#### Input records
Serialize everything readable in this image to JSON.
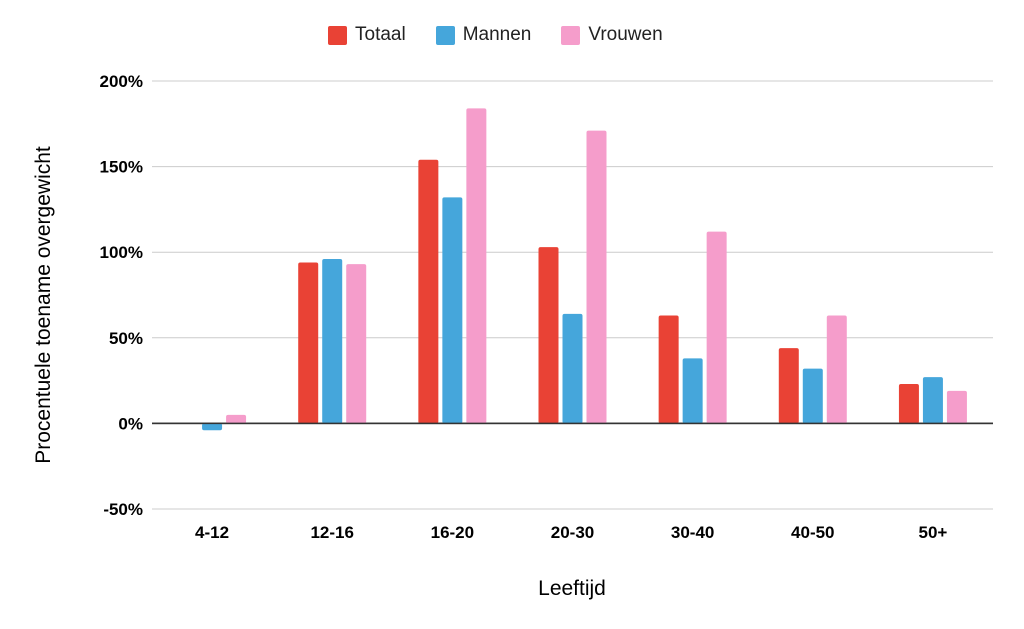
{
  "chart_data": {
    "type": "bar",
    "title": "",
    "xlabel": "Leeftijd",
    "ylabel": "Procentuele toename overgewicht",
    "categories": [
      "4-12",
      "12-16",
      "16-20",
      "20-30",
      "30-40",
      "40-50",
      "50+"
    ],
    "series": [
      {
        "name": "Totaal",
        "color": "#e94235",
        "values": [
          0,
          94,
          154,
          103,
          63,
          44,
          23
        ]
      },
      {
        "name": "Mannen",
        "color": "#45a6db",
        "values": [
          -4,
          96,
          132,
          64,
          38,
          32,
          27
        ]
      },
      {
        "name": "Vrouwen",
        "color": "#f59dcb",
        "values": [
          5,
          93,
          184,
          171,
          112,
          63,
          19
        ]
      }
    ],
    "ylim": [
      -50,
      200
    ],
    "yticks": [
      -50,
      0,
      50,
      100,
      150,
      200
    ],
    "ytick_labels": [
      "-50%",
      "0%",
      "50%",
      "100%",
      "150%",
      "200%"
    ],
    "legend_position": "top-center",
    "grid": true
  }
}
########
Send back the data above word for word, with the pictures left out.

Exercise output:
Serialize everything readable in this image to JSON.
{
  "chart_data": {
    "type": "bar",
    "title": "",
    "xlabel": "Leeftijd",
    "ylabel": "Procentuele toename overgewicht",
    "categories": [
      "4-12",
      "12-16",
      "16-20",
      "20-30",
      "30-40",
      "40-50",
      "50+"
    ],
    "series": [
      {
        "name": "Totaal",
        "color": "#e94235",
        "values": [
          0,
          94,
          154,
          103,
          63,
          44,
          23
        ]
      },
      {
        "name": "Mannen",
        "color": "#45a6db",
        "values": [
          -4,
          96,
          132,
          64,
          38,
          32,
          27
        ]
      },
      {
        "name": "Vrouwen",
        "color": "#f59dcb",
        "values": [
          5,
          93,
          184,
          171,
          112,
          63,
          19
        ]
      }
    ],
    "ylim": [
      -50,
      200
    ],
    "yticks": [
      -50,
      0,
      50,
      100,
      150,
      200
    ],
    "ytick_labels": [
      "-50%",
      "0%",
      "50%",
      "100%",
      "150%",
      "200%"
    ],
    "legend_position": "top-center",
    "grid": true
  }
}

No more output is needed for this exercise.